### GIVEN ENTRIES ###
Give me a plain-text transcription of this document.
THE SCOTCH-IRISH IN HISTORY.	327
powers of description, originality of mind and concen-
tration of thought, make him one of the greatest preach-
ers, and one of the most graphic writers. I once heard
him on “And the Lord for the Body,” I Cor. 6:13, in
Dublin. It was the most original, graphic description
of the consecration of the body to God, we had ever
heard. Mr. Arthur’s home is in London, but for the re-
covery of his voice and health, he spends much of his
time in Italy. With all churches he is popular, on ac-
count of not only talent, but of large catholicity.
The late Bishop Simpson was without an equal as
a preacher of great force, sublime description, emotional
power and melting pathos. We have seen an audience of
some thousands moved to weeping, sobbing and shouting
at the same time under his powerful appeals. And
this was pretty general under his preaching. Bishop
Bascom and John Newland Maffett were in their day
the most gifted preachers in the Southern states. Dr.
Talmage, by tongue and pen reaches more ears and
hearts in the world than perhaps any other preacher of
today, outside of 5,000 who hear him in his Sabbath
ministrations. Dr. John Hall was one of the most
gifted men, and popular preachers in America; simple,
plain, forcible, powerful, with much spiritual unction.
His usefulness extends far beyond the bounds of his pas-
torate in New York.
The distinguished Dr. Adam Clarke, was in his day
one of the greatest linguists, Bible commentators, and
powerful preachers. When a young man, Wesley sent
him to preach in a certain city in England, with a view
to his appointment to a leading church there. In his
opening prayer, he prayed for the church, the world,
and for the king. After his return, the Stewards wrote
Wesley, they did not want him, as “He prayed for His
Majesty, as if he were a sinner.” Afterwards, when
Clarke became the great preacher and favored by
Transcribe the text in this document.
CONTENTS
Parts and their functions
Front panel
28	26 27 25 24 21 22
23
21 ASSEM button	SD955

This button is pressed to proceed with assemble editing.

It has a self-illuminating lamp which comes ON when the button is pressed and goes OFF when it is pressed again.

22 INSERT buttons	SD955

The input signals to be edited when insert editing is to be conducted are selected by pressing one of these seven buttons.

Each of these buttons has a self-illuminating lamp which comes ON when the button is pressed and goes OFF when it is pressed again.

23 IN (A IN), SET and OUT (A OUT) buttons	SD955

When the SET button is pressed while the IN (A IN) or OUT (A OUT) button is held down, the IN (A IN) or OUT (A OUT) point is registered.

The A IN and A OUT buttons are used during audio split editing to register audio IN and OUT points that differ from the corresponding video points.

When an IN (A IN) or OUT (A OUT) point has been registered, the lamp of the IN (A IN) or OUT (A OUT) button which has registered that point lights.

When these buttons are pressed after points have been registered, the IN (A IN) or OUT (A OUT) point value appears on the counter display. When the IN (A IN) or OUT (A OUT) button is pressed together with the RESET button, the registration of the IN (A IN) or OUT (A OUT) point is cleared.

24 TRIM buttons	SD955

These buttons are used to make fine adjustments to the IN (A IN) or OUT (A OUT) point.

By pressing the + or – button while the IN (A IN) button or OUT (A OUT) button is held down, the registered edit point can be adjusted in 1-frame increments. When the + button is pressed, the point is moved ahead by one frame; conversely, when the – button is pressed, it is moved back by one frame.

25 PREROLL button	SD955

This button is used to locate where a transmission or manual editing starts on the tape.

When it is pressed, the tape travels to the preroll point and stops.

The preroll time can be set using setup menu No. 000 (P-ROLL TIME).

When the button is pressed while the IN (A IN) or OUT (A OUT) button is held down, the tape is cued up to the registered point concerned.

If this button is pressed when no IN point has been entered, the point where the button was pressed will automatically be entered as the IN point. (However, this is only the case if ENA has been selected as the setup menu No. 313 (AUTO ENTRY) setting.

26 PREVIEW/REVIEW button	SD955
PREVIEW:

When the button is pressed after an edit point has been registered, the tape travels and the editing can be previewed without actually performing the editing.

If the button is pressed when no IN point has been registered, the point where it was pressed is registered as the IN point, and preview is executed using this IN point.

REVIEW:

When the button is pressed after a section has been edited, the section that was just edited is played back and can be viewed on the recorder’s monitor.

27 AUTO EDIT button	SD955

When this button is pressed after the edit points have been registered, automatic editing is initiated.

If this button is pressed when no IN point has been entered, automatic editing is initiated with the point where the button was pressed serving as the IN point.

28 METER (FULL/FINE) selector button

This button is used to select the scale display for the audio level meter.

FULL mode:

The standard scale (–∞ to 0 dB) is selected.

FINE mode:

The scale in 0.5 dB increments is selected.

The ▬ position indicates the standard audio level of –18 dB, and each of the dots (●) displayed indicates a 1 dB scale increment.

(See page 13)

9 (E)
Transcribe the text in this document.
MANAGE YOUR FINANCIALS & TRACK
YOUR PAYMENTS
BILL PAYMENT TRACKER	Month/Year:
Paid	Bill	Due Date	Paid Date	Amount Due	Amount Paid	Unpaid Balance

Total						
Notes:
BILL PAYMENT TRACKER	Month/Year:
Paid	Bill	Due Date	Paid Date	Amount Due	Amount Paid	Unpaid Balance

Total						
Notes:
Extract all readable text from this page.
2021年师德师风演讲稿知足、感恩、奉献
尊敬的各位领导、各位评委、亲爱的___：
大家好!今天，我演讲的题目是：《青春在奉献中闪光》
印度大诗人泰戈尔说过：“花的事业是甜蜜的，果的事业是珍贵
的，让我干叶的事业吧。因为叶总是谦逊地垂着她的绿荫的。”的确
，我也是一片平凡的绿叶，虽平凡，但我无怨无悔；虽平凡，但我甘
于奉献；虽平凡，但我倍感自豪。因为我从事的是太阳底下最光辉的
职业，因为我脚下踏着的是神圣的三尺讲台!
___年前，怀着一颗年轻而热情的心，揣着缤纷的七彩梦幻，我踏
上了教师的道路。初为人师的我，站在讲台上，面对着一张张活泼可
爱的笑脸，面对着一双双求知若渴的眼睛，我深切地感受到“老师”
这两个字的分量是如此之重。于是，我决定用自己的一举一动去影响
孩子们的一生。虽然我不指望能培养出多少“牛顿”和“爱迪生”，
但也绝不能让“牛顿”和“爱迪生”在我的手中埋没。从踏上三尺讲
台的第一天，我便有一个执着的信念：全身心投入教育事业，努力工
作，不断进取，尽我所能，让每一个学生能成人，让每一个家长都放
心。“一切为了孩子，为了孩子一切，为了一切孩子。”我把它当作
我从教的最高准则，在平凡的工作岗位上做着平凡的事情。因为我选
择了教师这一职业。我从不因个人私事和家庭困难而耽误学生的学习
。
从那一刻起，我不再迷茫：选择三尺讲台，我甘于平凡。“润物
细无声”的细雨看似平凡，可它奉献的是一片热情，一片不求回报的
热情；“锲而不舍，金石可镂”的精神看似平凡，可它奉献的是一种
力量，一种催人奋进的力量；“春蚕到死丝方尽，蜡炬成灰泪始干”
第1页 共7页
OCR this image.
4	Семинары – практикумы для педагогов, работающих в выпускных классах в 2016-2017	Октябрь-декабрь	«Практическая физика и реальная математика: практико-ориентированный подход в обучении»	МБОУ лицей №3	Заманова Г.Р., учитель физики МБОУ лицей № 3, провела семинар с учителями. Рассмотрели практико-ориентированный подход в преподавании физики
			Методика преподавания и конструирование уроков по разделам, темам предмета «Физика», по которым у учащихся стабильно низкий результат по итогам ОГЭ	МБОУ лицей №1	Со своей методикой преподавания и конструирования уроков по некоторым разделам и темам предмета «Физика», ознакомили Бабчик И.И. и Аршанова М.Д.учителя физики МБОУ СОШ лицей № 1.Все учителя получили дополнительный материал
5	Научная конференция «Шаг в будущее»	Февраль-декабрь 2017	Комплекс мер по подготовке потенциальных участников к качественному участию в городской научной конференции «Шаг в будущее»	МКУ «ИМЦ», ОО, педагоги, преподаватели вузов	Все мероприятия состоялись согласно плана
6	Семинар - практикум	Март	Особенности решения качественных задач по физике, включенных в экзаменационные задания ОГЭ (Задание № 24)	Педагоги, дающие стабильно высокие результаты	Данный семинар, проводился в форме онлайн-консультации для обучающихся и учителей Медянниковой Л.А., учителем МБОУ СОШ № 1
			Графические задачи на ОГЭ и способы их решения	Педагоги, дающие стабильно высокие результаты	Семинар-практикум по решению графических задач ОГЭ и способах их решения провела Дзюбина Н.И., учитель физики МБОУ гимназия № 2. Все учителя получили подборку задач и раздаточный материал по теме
###
EXERCISE TASK - Report the number of lines above that contain the word "most", and only that number.

SOLUTION FOR THIS TASK - 4